[PAGE EXTRACT]
BEGIN


    Bear in mind that a given packet only needs, in principle, a destination and a payload. You could add some network management data elements if you like but a source is not a requirement for a pass-through node to perform routing. This means that performing naive source/destination targeting isn't possible, and even tracking things like sequence numbers doesn't work if they're in the encrypted payload. Pulling stupid webcache tricks to inject advertisements is right out because you don't even know that the traffic is web traffic, let alone what the content is.

    "When it comes to discovery, is there a way to avoid TCP/IP's naive approach of relying on "politeness" and dumb routing when hints are not enough to generate a clean route ahead of time?"

    Yes and no. The direct analogy of TCP/IP's default or fallback routing processes doesn't quite apply in most cases because, aside from "outbound, not local" there kind of isn't a default route.

END

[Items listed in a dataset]
BEGIN

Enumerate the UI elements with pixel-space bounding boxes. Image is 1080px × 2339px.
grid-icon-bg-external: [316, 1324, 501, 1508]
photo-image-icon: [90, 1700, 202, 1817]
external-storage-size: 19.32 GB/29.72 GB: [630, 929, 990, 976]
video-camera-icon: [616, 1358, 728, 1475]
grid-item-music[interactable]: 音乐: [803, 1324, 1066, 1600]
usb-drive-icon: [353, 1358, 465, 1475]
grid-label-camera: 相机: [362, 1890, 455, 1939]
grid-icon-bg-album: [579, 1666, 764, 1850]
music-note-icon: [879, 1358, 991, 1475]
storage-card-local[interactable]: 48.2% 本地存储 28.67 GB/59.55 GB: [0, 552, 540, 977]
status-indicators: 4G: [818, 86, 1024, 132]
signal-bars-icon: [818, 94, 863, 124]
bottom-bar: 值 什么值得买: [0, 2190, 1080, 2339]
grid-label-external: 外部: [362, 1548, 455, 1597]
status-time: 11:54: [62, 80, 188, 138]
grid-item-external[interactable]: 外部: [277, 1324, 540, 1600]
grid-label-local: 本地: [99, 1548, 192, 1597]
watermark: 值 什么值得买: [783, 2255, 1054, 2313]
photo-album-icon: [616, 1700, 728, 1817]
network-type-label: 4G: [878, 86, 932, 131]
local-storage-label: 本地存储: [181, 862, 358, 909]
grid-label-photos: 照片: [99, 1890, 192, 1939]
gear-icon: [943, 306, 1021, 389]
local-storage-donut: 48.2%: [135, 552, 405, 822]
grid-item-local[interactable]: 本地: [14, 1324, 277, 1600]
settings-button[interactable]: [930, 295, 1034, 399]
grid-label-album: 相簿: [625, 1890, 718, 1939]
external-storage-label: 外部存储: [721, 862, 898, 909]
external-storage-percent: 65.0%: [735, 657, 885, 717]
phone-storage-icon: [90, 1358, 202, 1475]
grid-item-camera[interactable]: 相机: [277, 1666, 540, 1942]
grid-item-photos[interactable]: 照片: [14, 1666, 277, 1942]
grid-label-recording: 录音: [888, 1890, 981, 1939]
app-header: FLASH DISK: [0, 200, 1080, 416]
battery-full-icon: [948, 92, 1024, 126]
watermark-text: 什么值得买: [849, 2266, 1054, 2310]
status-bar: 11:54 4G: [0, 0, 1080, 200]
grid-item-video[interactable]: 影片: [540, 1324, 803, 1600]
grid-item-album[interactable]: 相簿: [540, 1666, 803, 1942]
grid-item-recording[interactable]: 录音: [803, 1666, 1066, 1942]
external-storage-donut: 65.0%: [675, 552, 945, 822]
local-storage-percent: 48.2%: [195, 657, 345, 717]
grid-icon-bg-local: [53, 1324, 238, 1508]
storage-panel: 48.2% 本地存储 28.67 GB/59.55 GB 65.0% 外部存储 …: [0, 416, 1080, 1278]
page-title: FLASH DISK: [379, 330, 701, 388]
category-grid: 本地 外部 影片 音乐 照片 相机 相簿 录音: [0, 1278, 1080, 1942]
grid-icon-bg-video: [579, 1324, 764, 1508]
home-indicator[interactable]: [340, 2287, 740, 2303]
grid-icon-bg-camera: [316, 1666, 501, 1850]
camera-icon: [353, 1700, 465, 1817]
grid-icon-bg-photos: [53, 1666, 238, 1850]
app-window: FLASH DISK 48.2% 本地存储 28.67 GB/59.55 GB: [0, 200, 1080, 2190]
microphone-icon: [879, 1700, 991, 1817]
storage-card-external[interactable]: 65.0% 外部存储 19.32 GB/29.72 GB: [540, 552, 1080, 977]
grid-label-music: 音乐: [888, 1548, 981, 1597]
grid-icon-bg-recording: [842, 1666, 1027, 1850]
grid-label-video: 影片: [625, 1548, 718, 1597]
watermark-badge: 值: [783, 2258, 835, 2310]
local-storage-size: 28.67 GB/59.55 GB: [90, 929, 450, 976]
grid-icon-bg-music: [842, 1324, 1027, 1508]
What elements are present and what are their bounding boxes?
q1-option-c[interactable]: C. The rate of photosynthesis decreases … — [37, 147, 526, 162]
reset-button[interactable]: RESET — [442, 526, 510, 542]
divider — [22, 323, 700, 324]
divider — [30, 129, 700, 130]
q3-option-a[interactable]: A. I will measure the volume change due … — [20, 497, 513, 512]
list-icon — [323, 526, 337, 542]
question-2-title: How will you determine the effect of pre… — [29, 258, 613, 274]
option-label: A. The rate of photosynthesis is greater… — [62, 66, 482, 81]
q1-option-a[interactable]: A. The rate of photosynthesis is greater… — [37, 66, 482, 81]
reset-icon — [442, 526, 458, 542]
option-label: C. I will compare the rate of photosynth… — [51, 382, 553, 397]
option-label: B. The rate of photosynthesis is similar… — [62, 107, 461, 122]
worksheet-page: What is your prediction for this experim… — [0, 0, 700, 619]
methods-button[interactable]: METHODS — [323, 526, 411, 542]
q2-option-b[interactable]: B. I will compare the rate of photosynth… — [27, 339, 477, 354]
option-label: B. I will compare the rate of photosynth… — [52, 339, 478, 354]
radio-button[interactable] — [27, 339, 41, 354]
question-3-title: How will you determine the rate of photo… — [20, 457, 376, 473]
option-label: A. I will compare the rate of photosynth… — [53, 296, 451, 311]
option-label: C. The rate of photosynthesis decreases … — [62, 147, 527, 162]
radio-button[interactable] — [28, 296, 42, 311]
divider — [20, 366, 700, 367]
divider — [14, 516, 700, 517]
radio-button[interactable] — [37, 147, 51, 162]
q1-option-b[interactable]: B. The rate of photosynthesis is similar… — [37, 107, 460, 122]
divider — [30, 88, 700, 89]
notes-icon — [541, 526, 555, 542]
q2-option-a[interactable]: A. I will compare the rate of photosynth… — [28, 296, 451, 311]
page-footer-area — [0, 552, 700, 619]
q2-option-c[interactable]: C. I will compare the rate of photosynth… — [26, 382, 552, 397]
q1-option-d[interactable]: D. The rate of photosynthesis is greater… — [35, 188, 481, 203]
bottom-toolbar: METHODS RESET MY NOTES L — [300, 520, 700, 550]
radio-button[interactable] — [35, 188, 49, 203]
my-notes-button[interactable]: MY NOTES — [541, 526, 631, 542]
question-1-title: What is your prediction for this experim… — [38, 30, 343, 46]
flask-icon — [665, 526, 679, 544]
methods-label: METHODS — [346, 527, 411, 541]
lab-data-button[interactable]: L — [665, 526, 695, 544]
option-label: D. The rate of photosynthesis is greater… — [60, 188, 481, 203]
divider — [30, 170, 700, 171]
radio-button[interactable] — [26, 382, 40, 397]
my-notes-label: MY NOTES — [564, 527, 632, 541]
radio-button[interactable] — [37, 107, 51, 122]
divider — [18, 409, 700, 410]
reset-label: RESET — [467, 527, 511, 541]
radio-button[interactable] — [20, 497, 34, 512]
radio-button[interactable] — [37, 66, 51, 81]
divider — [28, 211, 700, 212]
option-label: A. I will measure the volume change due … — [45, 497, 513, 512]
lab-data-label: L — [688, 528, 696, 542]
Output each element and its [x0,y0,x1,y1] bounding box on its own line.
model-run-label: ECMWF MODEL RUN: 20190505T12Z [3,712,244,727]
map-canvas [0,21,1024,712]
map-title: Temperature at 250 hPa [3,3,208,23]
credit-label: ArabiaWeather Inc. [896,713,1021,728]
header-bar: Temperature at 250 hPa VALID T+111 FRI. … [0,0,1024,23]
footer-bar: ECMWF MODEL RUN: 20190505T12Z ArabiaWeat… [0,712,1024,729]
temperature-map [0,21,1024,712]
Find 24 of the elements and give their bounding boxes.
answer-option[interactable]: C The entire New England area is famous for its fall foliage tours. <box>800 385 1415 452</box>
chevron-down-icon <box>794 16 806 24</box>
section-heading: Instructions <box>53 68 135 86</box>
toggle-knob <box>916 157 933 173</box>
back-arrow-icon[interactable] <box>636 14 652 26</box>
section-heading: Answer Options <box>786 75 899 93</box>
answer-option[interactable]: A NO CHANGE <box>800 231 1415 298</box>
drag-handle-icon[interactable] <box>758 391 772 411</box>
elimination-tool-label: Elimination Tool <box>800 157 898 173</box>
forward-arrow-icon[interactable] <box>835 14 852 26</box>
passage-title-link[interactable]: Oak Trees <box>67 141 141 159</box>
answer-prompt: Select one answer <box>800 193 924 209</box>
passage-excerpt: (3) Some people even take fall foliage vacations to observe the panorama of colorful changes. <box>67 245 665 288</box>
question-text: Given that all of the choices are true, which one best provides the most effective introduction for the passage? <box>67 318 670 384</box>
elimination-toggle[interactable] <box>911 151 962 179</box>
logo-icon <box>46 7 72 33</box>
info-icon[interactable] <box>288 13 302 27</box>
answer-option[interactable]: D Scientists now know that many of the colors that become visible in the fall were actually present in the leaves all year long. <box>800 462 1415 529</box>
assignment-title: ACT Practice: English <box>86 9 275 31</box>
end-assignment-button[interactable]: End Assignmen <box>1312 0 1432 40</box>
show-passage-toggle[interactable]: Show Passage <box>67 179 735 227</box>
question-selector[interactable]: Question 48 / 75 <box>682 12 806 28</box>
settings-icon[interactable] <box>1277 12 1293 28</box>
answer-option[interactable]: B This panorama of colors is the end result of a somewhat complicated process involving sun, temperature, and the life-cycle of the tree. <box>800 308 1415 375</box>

END

[PROBLEMS AND TASKS]
1. Rewrite the routing discussion starting at "Bear in mind" and ending at "the content is.", changing "payload" to "body".
2. Extend the routing discussion past its final sentence.
The listing has no connection to the routing discussion.

[WRITTEN RESPONSES]
1.
Bear in mind that a given packet only needs, in principle, a destination and a body. You could add some network management data elements if you like but a source is not a requirement for a pass-through node to perform routing. This means that performing naive source/destination targeting isn't possible, and even tracking things like sequence numbers doesn't work if they're in the encrypted body. Pulling stupid webcache tricks to inject advertisements is right out because you don't even know that the traffic is web traffic, let alone what the content is.

2.
    But here's a bit more of a breakdown on that. You and all the kids from school got soup cans and string, and set up primitive modems to wire up your suburb. It works, cool, with only a 58% packet loss rate, at 300 baud! Amazing. You want to send a message to Suzie.hot.library.grrrlz, and ask her what she's doing on Friday. You are pretty sure she's online, and your little computer is hooked up to Bobby's, kitty-corner to your place. In the first instance, it's easy. Your computer checks its cache, and determines that you never had the balls to talk to Suzie before, so it's not locally cached at all. Your computer sends a request to Bobby's.

    Bobby is a real social animal, so his computer has four outbound links (not to mention his parents have a large plot of land bordering several others). Two of those are leaf nodes, including yours, but two connect to other people with more connections of their own. How does Bobby's computer know this? Because when the computers establish a physical and logical connection, they communicate an identity and also the complexity of their own network context. Ergo, your computer told Bobby's: "I'm JoesRPi, level 1" while his told yours "I'm BobsAmiga, level 4". Extend this principle, and Bobby's computer can tell that when and if it doesn't have a route, it has two non-leaf connections through which it can request remote data.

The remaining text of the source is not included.